● **What to do**
Using the data below, return all lines in which "grid" appears.

----- Supplied material -----

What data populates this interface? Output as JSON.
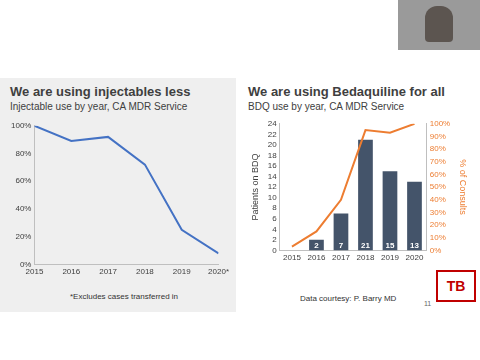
{
  "chart_data": [
    {
      "type": "line",
      "title": "We are using injectables less",
      "subtitle": "Injectable use by year, CA MDR Service",
      "annotations": [
        "*Excludes cases transferred in"
      ],
      "categories": [
        "2015",
        "2016",
        "2017",
        "2018",
        "2019",
        "2020*"
      ],
      "values": [
        100,
        89,
        92,
        72,
        25,
        8
      ],
      "color": "#4472c4",
      "ylim": [
        0,
        100
      ],
      "yticks": [
        {
          "value": 0,
          "label": "0%"
        },
        {
          "value": 20,
          "label": "20%"
        },
        {
          "value": 40,
          "label": "40%"
        },
        {
          "value": 60,
          "label": "60%"
        },
        {
          "value": 80,
          "label": "80%"
        },
        {
          "value": 100,
          "label": "100%"
        }
      ],
      "grid": false
    },
    {
      "type": "bar",
      "title": "We are using Bedaquiline for all",
      "subtitle": "BDQ use by year, CA MDR Service",
      "annotations": [
        "Data courtesy: P. Barry MD"
      ],
      "categories": [
        "2015",
        "2016",
        "2017",
        "2018",
        "2019",
        "2020"
      ],
      "y_label": "Patients on BDQ",
      "y2_label": "% of Consults",
      "ylim": [
        0,
        24
      ],
      "yticks": [
        0,
        2,
        4,
        6,
        8,
        10,
        12,
        14,
        16,
        18,
        20,
        22,
        24
      ],
      "y2lim": [
        0,
        100
      ],
      "y2ticks": [
        {
          "value": 0,
          "label": "0%"
        },
        {
          "value": 10,
          "label": "10%"
        },
        {
          "value": 20,
          "label": "20%"
        },
        {
          "value": 30,
          "label": "30%"
        },
        {
          "value": 40,
          "label": "40%"
        },
        {
          "value": 50,
          "label": "50%"
        },
        {
          "value": 60,
          "label": "60%"
        },
        {
          "value": 70,
          "label": "70%"
        },
        {
          "value": 80,
          "label": "80%"
        },
        {
          "value": 90,
          "label": "90%"
        },
        {
          "value": 100,
          "label": "100%"
        }
      ],
      "grid": false,
      "series": [
        {
          "type": "bar",
          "color": "#44546a",
          "values": [
            null,
            2,
            7,
            21,
            15,
            13
          ],
          "data_labels": true
        },
        {
          "type": "line",
          "color": "#ed7d31",
          "values": [
            3,
            15,
            40,
            95,
            93,
            100
          ],
          "axis": "y2"
        }
      ]
    }
  ],
  "logo": "TB",
  "page": "11"
}
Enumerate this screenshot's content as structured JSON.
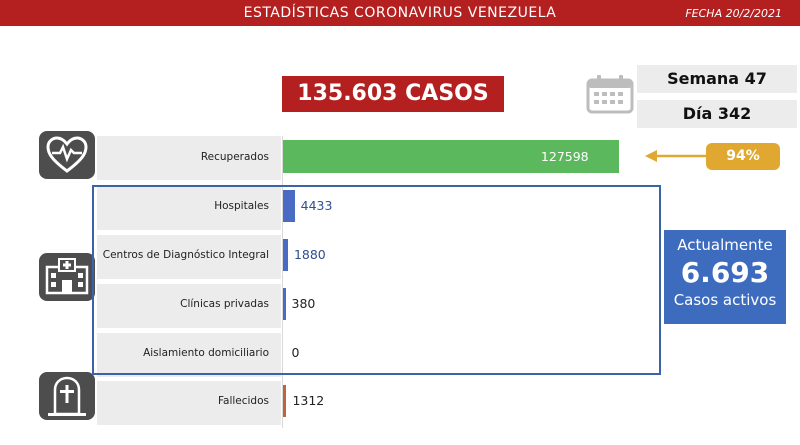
{
  "header": {
    "title": "ESTADÍSTICAS CORONAVIRUS VENEZUELA",
    "date": "FECHA 20/2/2021"
  },
  "total": {
    "label": "135.603 CASOS"
  },
  "calendar": {
    "week": "Semana 47",
    "day": "Día 342",
    "icon": "calendar-icon"
  },
  "icons": {
    "recovered": "heart-pulse-icon",
    "hospital": "hospital-building-icon",
    "deceased": "tombstone-cross-icon"
  },
  "recovered_pct": "94%",
  "active": {
    "title": "Actualmente",
    "value": "6.693",
    "subtitle": "Casos activos"
  },
  "colors": {
    "header": "#b3201f",
    "recovered": "#5cb85c",
    "hospital_bars": "#4a6bc4",
    "deceased": "#c0643a",
    "active_box": "#3d6cbf",
    "badge": "#e0a830",
    "frame": "#3b64a8"
  },
  "chart_data": {
    "type": "bar",
    "orientation": "horizontal",
    "categories": [
      "Recuperados",
      "Hospitales",
      "Centros de Diagnóstico Integral",
      "Clínicas privadas",
      "Aislamiento domiciliario",
      "Fallecidos"
    ],
    "values": [
      127598,
      4433,
      1880,
      380,
      0,
      1312
    ],
    "labels": [
      "127598",
      "4433",
      "1880",
      "380",
      "0",
      "1312"
    ],
    "xlim": [
      0,
      135603
    ],
    "grid": false,
    "legend": "none"
  }
}
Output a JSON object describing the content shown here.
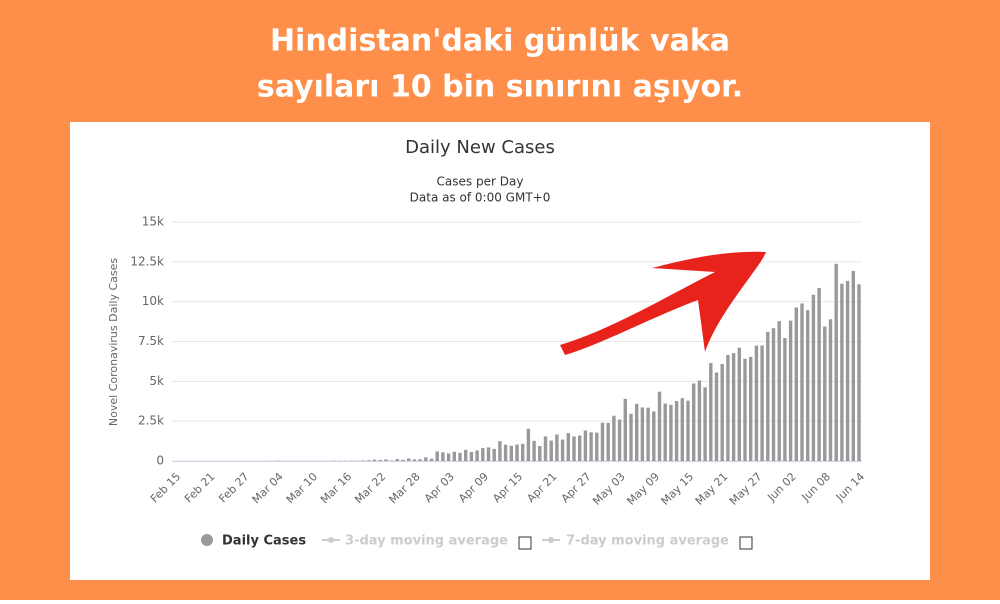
{
  "header": {
    "lines": [
      "Hindistan'daki günlük vaka",
      "sayıları 10 bin sınırını aşıyor."
    ]
  },
  "chart_data": {
    "type": "bar",
    "title": "Daily New Cases",
    "subtitle": [
      "Cases per Day",
      "Data as of 0:00 GMT+0"
    ],
    "y_label": "Novel Coronavirus Daily Cases",
    "categories": [
      "Feb 15",
      null,
      null,
      null,
      null,
      null,
      "Feb 21",
      null,
      null,
      null,
      null,
      null,
      "Feb 27",
      null,
      null,
      null,
      null,
      null,
      "Mar 04",
      null,
      null,
      null,
      null,
      null,
      "Mar 10",
      null,
      null,
      null,
      null,
      null,
      "Mar 16",
      null,
      null,
      null,
      null,
      null,
      "Mar 22",
      null,
      null,
      null,
      null,
      null,
      "Mar 28",
      null,
      null,
      null,
      null,
      null,
      "Apr 03",
      null,
      null,
      null,
      null,
      null,
      "Apr 09",
      null,
      null,
      null,
      null,
      null,
      "Apr 15",
      null,
      null,
      null,
      null,
      null,
      "Apr 21",
      null,
      null,
      null,
      null,
      null,
      "Apr 27",
      null,
      null,
      null,
      null,
      null,
      "May 03",
      null,
      null,
      null,
      null,
      null,
      "May 09",
      null,
      null,
      null,
      null,
      null,
      "May 15",
      null,
      null,
      null,
      null,
      null,
      "May 21",
      null,
      null,
      null,
      null,
      null,
      "May 27",
      null,
      null,
      null,
      null,
      null,
      "Jun 02",
      null,
      null,
      null,
      null,
      null,
      "Jun 08",
      null,
      null,
      null,
      null,
      null,
      "Jun 14"
    ],
    "series": [
      {
        "name": "Daily Cases",
        "color": "#999999",
        "values": [
          0,
          0,
          0,
          0,
          0,
          0,
          0,
          0,
          0,
          0,
          0,
          0,
          0,
          0,
          0,
          0,
          2,
          1,
          22,
          2,
          1,
          3,
          5,
          4,
          6,
          12,
          11,
          7,
          18,
          13,
          11,
          23,
          14,
          38,
          50,
          86,
          66,
          103,
          37,
          121,
          70,
          160,
          100,
          107,
          227,
          146,
          601,
          545,
          478,
          578,
          512,
          703,
          565,
          660,
          809,
          855,
          759,
          1247,
          1024,
          956,
          1031,
          1076,
          2022,
          1265,
          942,
          1543,
          1284,
          1662,
          1343,
          1751,
          1539,
          1599,
          1910,
          1801,
          1781,
          2407,
          2393,
          2841,
          2600,
          3900,
          2963,
          3587,
          3364,
          3344,
          3113,
          4353,
          3607,
          3524,
          3763,
          3942,
          3787,
          4864,
          5050,
          4630,
          6147,
          5553,
          6088,
          6654,
          6767,
          7113,
          6414,
          6535,
          7246,
          7254,
          8105,
          8336,
          8782,
          7723,
          8812,
          9633,
          9889,
          9471,
          10438,
          10864,
          8442,
          8895,
          12375,
          11128,
          11306,
          11929,
          11087
        ]
      }
    ],
    "other_legend_entries": [
      "3-day moving average",
      "7-day moving average"
    ],
    "ylim": [
      0,
      15000
    ],
    "yticks": [
      0,
      {
        "value": 2500,
        "label": "2.5k"
      },
      {
        "value": 5000,
        "label": "5k"
      },
      {
        "value": 7500,
        "label": "7.5k"
      },
      {
        "value": 10000,
        "label": "10k"
      },
      {
        "value": 12500,
        "label": "12.5k"
      },
      {
        "value": 15000,
        "label": "15k"
      }
    ],
    "grid": true
  }
}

-----

● **Completed task**
      "grid": false
      "grid": false,
    "grid": false,
    "grid": true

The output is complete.